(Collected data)
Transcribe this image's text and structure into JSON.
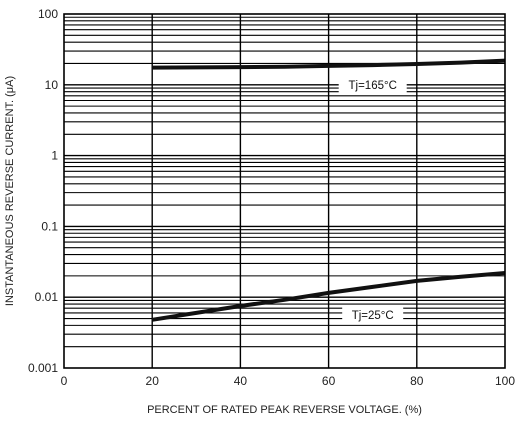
{
  "chart_data": {
    "type": "line",
    "title": "",
    "xlabel": "PERCENT OF RATED PEAK REVERSE VOLTAGE. (%)",
    "ylabel": "INSTANTANEOUS REVERSE CURRENT. (μA)",
    "xlim": [
      0,
      100
    ],
    "ylim": [
      0.001,
      100
    ],
    "yscale": "log",
    "grid": true,
    "x_ticks": [
      "0",
      "20",
      "40",
      "60",
      "80",
      "100"
    ],
    "y_ticks": [
      "0.001",
      "0.01",
      "0.1",
      "1",
      "10",
      "100"
    ],
    "series": [
      {
        "x": [
          20,
          30,
          40,
          50,
          60,
          70,
          80,
          90,
          100
        ],
        "y": [
          17.5,
          17.6,
          17.8,
          18.0,
          18.5,
          19.0,
          19.7,
          20.6,
          22.0
        ]
      },
      {
        "x": [
          20,
          30,
          40,
          50,
          60,
          70,
          80,
          90,
          100
        ],
        "y": [
          0.0048,
          0.006,
          0.0075,
          0.0092,
          0.0115,
          0.014,
          0.017,
          0.0195,
          0.022
        ]
      }
    ],
    "annotations": [
      {
        "text": "Tj=165°C",
        "x": 70,
        "y": 10
      },
      {
        "text": "Tj=25°C",
        "x": 70,
        "y": 0.0056
      }
    ]
  }
}
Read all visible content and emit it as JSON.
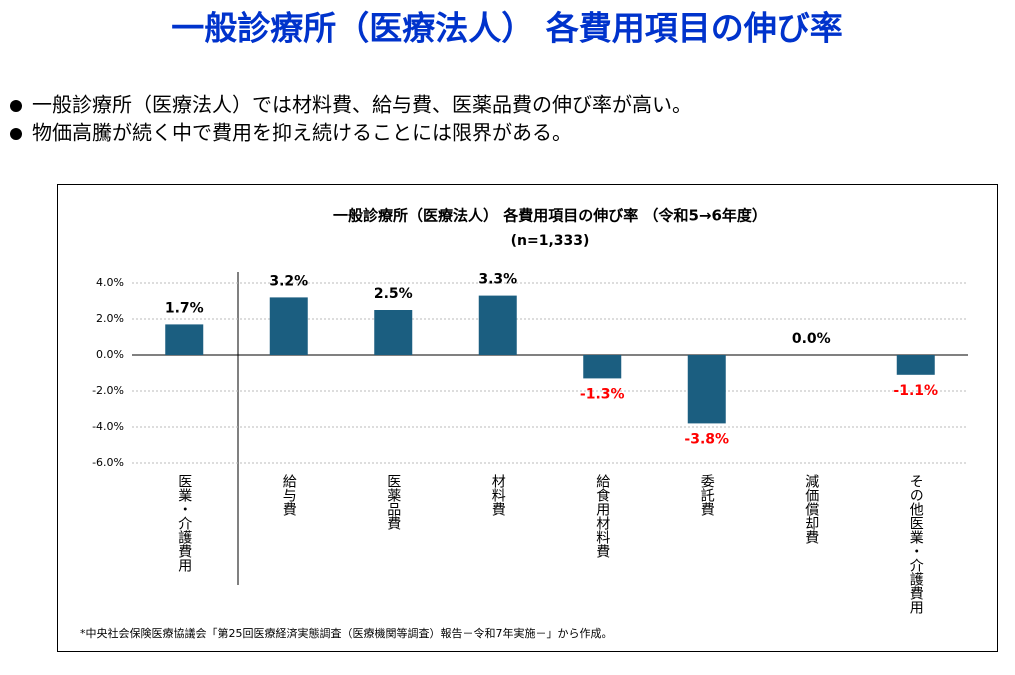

■ DIRECTIVE ■
Count each line with "text" in it and report that figure by itself.

■ WORKED ANSWER ■
3